Extract
- - -

• Minneapolis activists and unsheltered people have taken over the site of a former Sheraton, a mile from where George Floyd was killed, and turned it into a shelter, according to the Minnesota Reformer.
  • Residents take turns cooking, cleaning, and defending the hotel. The owners have stayed to help out, but they aren’t managing the site, instead letting the residents operate the building on its own.
  • Many of the residents came from a nearby homeless camp that had sprung up as Minneapolis closed public buildings. The site was cleared last Thursday because of its proximity to the protests.
  • Visit Insider’s homepage for more stories.

Minneapolis activists have taken over a hotel less than a mile from where George Floyd and have turned it into an autonomous, community-run shelter for local unsheltered people, according to reporting from the Minnesota Reformer’s Max Nestarak.

The former Sheraton hotel became a sanctuary on Friday night, as the first night of curfew descended on Minneapolis. It now houses more than 200 people who also volunteer to cook, clean, and defend the building from the fires that have raged in this part of the city for almost a week. There is a waiting list more than 100-people long.

- - -

Spatial layout data

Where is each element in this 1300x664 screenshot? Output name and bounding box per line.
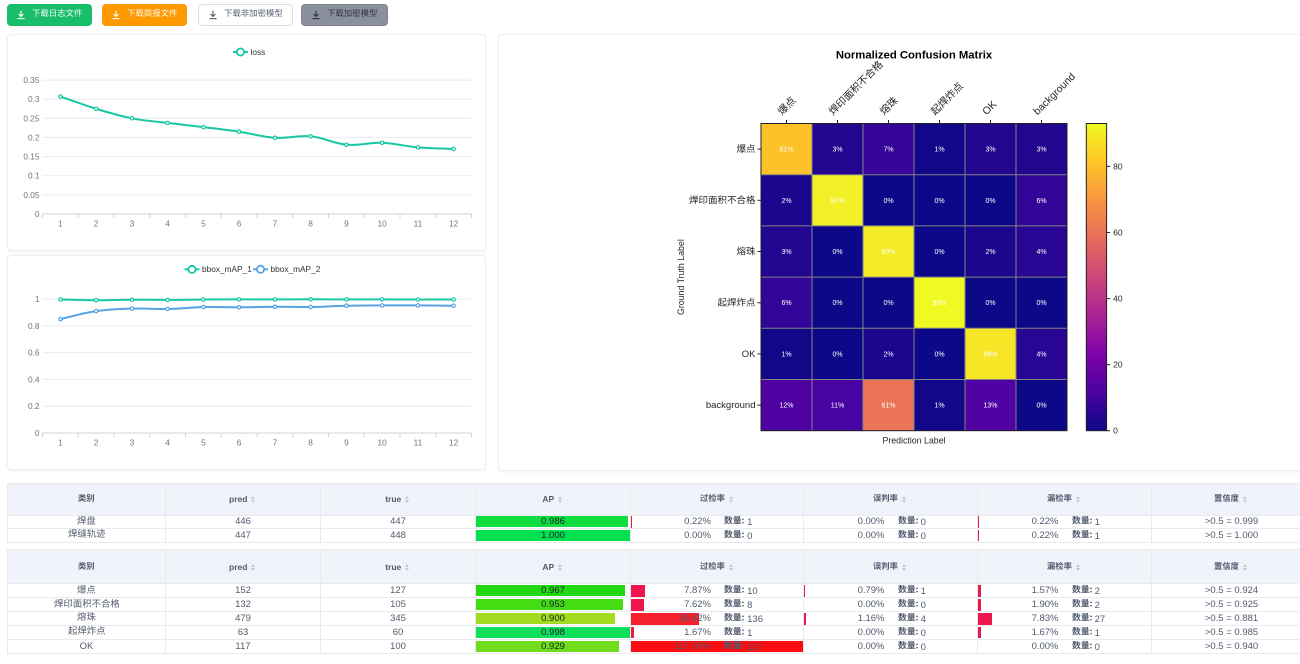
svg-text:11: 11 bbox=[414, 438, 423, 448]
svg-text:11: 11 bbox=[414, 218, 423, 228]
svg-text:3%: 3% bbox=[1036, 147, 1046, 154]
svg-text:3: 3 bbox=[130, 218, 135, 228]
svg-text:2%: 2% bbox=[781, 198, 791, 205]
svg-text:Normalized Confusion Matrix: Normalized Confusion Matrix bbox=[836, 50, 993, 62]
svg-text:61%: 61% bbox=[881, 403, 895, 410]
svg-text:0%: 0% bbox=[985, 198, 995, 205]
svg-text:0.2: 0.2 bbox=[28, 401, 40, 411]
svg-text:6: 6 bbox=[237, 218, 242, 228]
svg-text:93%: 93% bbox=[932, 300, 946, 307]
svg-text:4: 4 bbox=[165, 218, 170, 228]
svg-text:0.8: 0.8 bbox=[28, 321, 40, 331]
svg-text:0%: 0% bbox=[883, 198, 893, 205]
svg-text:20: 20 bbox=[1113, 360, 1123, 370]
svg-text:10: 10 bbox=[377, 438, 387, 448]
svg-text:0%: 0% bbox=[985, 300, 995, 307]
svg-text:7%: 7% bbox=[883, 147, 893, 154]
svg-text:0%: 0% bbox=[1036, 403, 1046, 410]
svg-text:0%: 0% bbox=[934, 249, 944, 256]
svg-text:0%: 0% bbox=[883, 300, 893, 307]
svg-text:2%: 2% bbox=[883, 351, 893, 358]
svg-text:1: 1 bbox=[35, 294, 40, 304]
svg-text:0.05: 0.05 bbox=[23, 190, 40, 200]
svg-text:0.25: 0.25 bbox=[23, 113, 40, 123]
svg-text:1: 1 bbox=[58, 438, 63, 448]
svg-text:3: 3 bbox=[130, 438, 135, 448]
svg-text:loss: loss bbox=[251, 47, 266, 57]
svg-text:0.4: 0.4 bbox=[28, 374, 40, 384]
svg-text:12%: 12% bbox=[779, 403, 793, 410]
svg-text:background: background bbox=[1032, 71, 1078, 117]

- - -

Given task
Carry on the article about the Minneapolis hotel shelter from its last sentence. These lines are separate material and are not part of the article.

The reply
The owners, planning to evacuate on Friday night, have instead stayed to help residents learn how to operate the hotel, according to Nestarak’s reporting.

“I don’t know if they have slept yet,” Rosemary Finster, one of the activists who helped to turn the hotel into a sanctuary, told Nestarak.

The activists have found a source of funding to pay for the rooms, according to a tweet from one activists.

One resident, Abu Bakr, was living in a car that was lit on fire during the protests but has now taken up residence in the hotel.

Other residents came from a nearby homeless camp that was cleared on Thursday because of its proximity to the protests. The camp, dubbed "Camp Quarantine" by its residents, formed in April on land owned by the Metropolitan Council, the Twin Cities' regional planning organization.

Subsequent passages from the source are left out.